● What you will do
Retype each line of the material exactly, please, skipping any picture in it.
++++ Records for this exercise ++++
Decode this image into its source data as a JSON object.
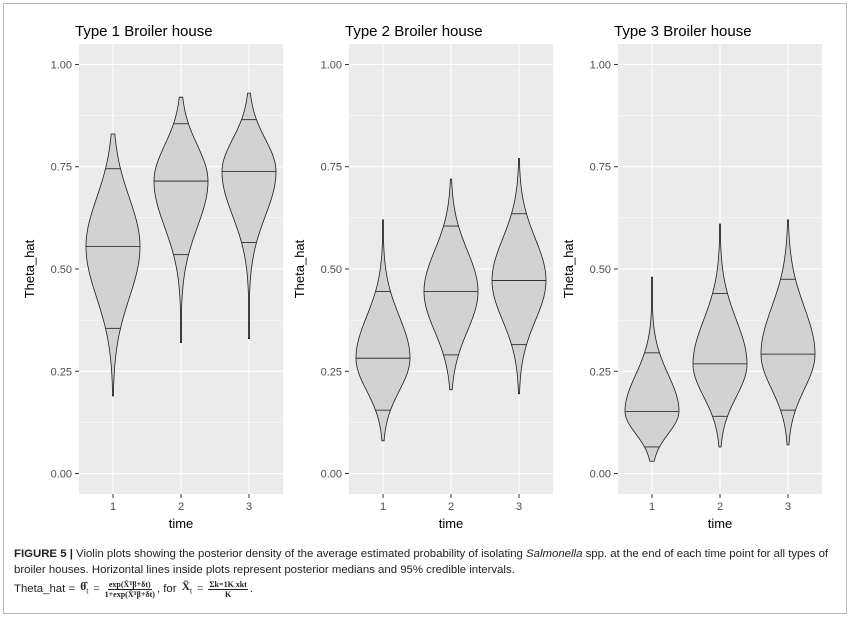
{
  "chart_data": [
    {
      "type": "violin",
      "title": "Type 1 Broiler house",
      "xlabel": "time",
      "ylabel": "Theta_hat",
      "categories": [
        "1",
        "2",
        "3"
      ],
      "yticks": [
        "0.00",
        "0.25",
        "0.50",
        "0.75",
        "1.00"
      ],
      "ylim": [
        -0.05,
        1.05
      ],
      "violins": [
        {
          "x": "1",
          "min": 0.19,
          "max": 0.83,
          "lower_ci": 0.355,
          "median": 0.555,
          "upper_ci": 0.745
        },
        {
          "x": "2",
          "min": 0.32,
          "max": 0.92,
          "lower_ci": 0.535,
          "median": 0.715,
          "upper_ci": 0.855
        },
        {
          "x": "3",
          "min": 0.33,
          "max": 0.93,
          "lower_ci": 0.565,
          "median": 0.738,
          "upper_ci": 0.865
        }
      ]
    },
    {
      "type": "violin",
      "title": "Type 2 Broiler house",
      "xlabel": "time",
      "ylabel": "Theta_hat",
      "categories": [
        "1",
        "2",
        "3"
      ],
      "yticks": [
        "0.00",
        "0.25",
        "0.50",
        "0.75",
        "1.00"
      ],
      "ylim": [
        -0.05,
        1.05
      ],
      "violins": [
        {
          "x": "1",
          "min": 0.08,
          "max": 0.62,
          "lower_ci": 0.155,
          "median": 0.282,
          "upper_ci": 0.445
        },
        {
          "x": "2",
          "min": 0.205,
          "max": 0.72,
          "lower_ci": 0.29,
          "median": 0.445,
          "upper_ci": 0.605
        },
        {
          "x": "3",
          "min": 0.195,
          "max": 0.77,
          "lower_ci": 0.315,
          "median": 0.472,
          "upper_ci": 0.635
        }
      ]
    },
    {
      "type": "violin",
      "title": "Type 3 Broiler house",
      "xlabel": "time",
      "ylabel": "Theta_hat",
      "categories": [
        "1",
        "2",
        "3"
      ],
      "yticks": [
        "0.00",
        "0.25",
        "0.50",
        "0.75",
        "1.00"
      ],
      "ylim": [
        -0.05,
        1.05
      ],
      "violins": [
        {
          "x": "1",
          "min": 0.03,
          "max": 0.48,
          "lower_ci": 0.065,
          "median": 0.152,
          "upper_ci": 0.295
        },
        {
          "x": "2",
          "min": 0.065,
          "max": 0.61,
          "lower_ci": 0.14,
          "median": 0.268,
          "upper_ci": 0.44
        },
        {
          "x": "3",
          "min": 0.07,
          "max": 0.62,
          "lower_ci": 0.155,
          "median": 0.292,
          "upper_ci": 0.475
        }
      ]
    }
  ],
  "caption": {
    "label": "FIGURE 5 |",
    "text_a": " Violin plots showing the posterior density of the average estimated probability of isolating ",
    "italic": "Salmonella",
    "text_b": " spp. at the end of each time point for all types of broiler houses. Horizontal lines inside plots represent posterior medians and 95% credible intervals.",
    "formula_lead": "Theta_hat = ",
    "theta": "θ̂",
    "theta_sub": "t",
    "eq": " = ",
    "num": "exp(X̄ᵀβ+δt)",
    "den": "1+exp(X̄ᵀβ+δt)",
    "for_text": ", for ",
    "xbar": "X̄",
    "xbar_sub": "t",
    "eq2": " = ",
    "num2": "Σk=1K xkt",
    "den2": "K",
    "end": "."
  },
  "colors": {
    "panel_bg": "#ebebeb",
    "grid_major": "#ffffff",
    "violin_fill": "#d2d2d2",
    "violin_stroke": "#1a1a1a"
  }
}
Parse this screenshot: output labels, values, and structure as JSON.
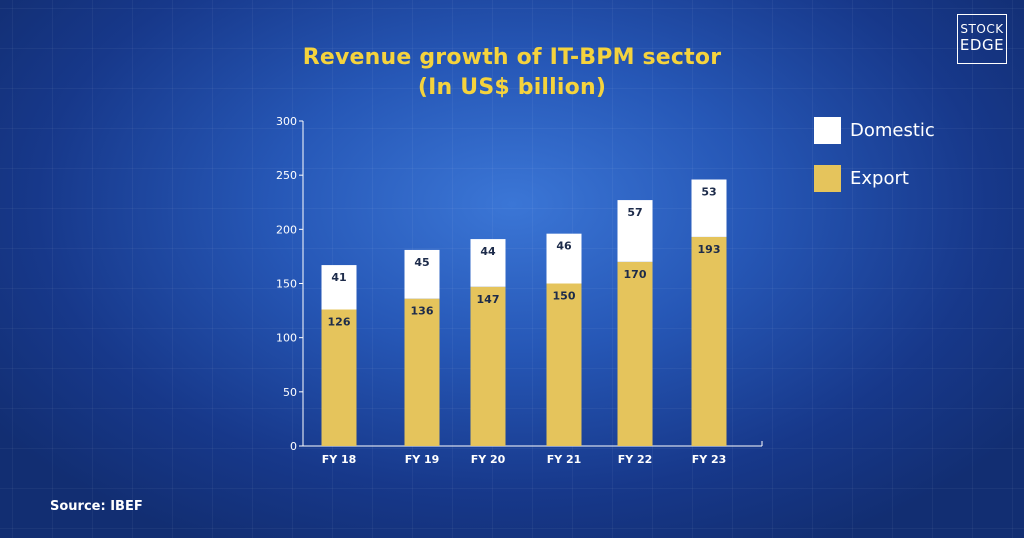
{
  "title_line1": "Revenue growth of IT-BPM sector",
  "title_line2": "(In US$ billion)",
  "logo": {
    "line1": "STOCK",
    "line2": "EDGE"
  },
  "source": "Source: IBEF",
  "legend": [
    {
      "label": "Domestic",
      "color": "#ffffff"
    },
    {
      "label": "Export",
      "color": "#e5c45c"
    }
  ],
  "chart_data": {
    "type": "bar",
    "stacked": true,
    "title": "Revenue growth of IT-BPM sector (In US$ billion)",
    "categories": [
      "FY 18",
      "FY 19",
      "FY 20",
      "FY 21",
      "FY 22",
      "FY 23"
    ],
    "series": [
      {
        "name": "Export",
        "color": "#e5c45c",
        "values": [
          126,
          136,
          147,
          150,
          170,
          193
        ]
      },
      {
        "name": "Domestic",
        "color": "#ffffff",
        "values": [
          41,
          45,
          44,
          46,
          57,
          53
        ]
      }
    ],
    "ylim": [
      0,
      300
    ],
    "yticks": [
      0,
      50,
      100,
      150,
      200,
      250,
      300
    ],
    "legend_position": "right",
    "grid": false
  }
}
++++
● Task result
Decode this image into its source data as a JSON object.
{
  "chart_data": [
    {
      "type": "violin",
      "title": "Type 1 Broiler house",
      "xlabel": "time",
      "ylabel": "Theta_hat",
      "categories": [
        "1",
        "2",
        "3"
      ],
      "yticks": [
        "0.00",
        "0.25",
        "0.50",
        "0.75",
        "1.00"
      ],
      "ylim": [
        -0.05,
        1.05
      ],
      "violins": [
        {
          "x": "1",
          "min": 0.19,
          "max": 0.83,
          "lower_ci": 0.355,
          "median": 0.555,
          "upper_ci": 0.745
        },
        {
          "x": "2",
          "min": 0.32,
          "max": 0.92,
          "lower_ci": 0.535,
          "median": 0.715,
          "upper_ci": 0.855
        },
        {
          "x": "3",
          "min": 0.33,
          "max": 0.93,
          "lower_ci": 0.565,
          "median": 0.738,
          "upper_ci": 0.865
        }
      ]
    },
    {
      "type": "violin",
      "title": "Type 2 Broiler house",
      "xlabel": "time",
      "ylabel": "Theta_hat",
      "categories": [
        "1",
        "2",
        "3"
      ],
      "yticks": [
        "0.00",
        "0.25",
        "0.50",
        "0.75",
        "1.00"
      ],
      "ylim": [
        -0.05,
        1.05
      ],
      "violins": [
        {
          "x": "1",
          "min": 0.08,
          "max": 0.62,
          "lower_ci": 0.155,
          "median": 0.282,
          "upper_ci": 0.445
        },
        {
          "x": "2",
          "min": 0.205,
          "max": 0.72,
          "lower_ci": 0.29,
          "median": 0.445,
          "upper_ci": 0.605
        },
        {
          "x": "3",
          "min": 0.195,
          "max": 0.77,
          "lower_ci": 0.315,
          "median": 0.472,
          "upper_ci": 0.635
        }
      ]
    },
    {
      "type": "violin",
      "title": "Type 3 Broiler house",
      "xlabel": "time",
      "ylabel": "Theta_hat",
      "categories": [
        "1",
        "2",
        "3"
      ],
      "yticks": [
        "0.00",
        "0.25",
        "0.50",
        "0.75",
        "1.00"
      ],
      "ylim": [
        -0.05,
        1.05
      ],
      "violins": [
        {
          "x": "1",
          "min": 0.03,
          "max": 0.48,
          "lower_ci": 0.065,
          "median": 0.152,
          "upper_ci": 0.295
        },
        {
          "x": "2",
          "min": 0.065,
          "max": 0.61,
          "lower_ci": 0.14,
          "median": 0.268,
          "upper_ci": 0.44
        },
        {
          "x": "3",
          "min": 0.07,
          "max": 0.62,
          "lower_ci": 0.155,
          "median": 0.292,
          "upper_ci": 0.475
        }
      ]
    }
  ],
  "caption": {
    "label": "FIGURE 5 |",
    "text_a": " Violin plots showing the posterior density of the average estimated probability of isolating ",
    "italic": "Salmonella",
    "text_b": " spp. at the end of each time point for all types of broiler houses. Horizontal lines inside plots represent posterior medians and 95% credible intervals.",
    "formula_lead": "Theta_hat = ",
    "theta": "θ̂",
    "theta_sub": "t",
    "eq": " = ",
    "num": "exp(X̄ᵀβ+δt)",
    "den": "1+exp(X̄ᵀβ+δt)",
    "for_text": ", for ",
    "xbar": "X̄",
    "xbar_sub": "t",
    "eq2": " = ",
    "num2": "Σk=1K xkt",
    "den2": "K",
    "end": "."
  },
  "colors": {
    "panel_bg": "#ebebeb",
    "grid_major": "#ffffff",
    "violin_fill": "#d2d2d2",
    "violin_stroke": "#1a1a1a"
  }
}
Parse this screenshot: output labels, values, and structure as JSON.
{
  "title_line1": "Revenue growth of IT-BPM sector",
  "title_line2": "(In US$ billion)",
  "logo": {
    "line1": "STOCK",
    "line2": "EDGE"
  },
  "source": "Source: IBEF",
  "legend": [
    {
      "label": "Domestic",
      "color": "#ffffff"
    },
    {
      "label": "Export",
      "color": "#e5c45c"
    }
  ],
  "chart_data": {
    "type": "bar",
    "stacked": true,
    "title": "Revenue growth of IT-BPM sector (In US$ billion)",
    "categories": [
      "FY 18",
      "FY 19",
      "FY 20",
      "FY 21",
      "FY 22",
      "FY 23"
    ],
    "series": [
      {
        "name": "Export",
        "color": "#e5c45c",
        "values": [
          126,
          136,
          147,
          150,
          170,
          193
        ]
      },
      {
        "name": "Domestic",
        "color": "#ffffff",
        "values": [
          41,
          45,
          44,
          46,
          57,
          53
        ]
      }
    ],
    "ylim": [
      0,
      300
    ],
    "yticks": [
      0,
      50,
      100,
      150,
      200,
      250,
      300
    ],
    "legend_position": "right",
    "grid": false
  }
}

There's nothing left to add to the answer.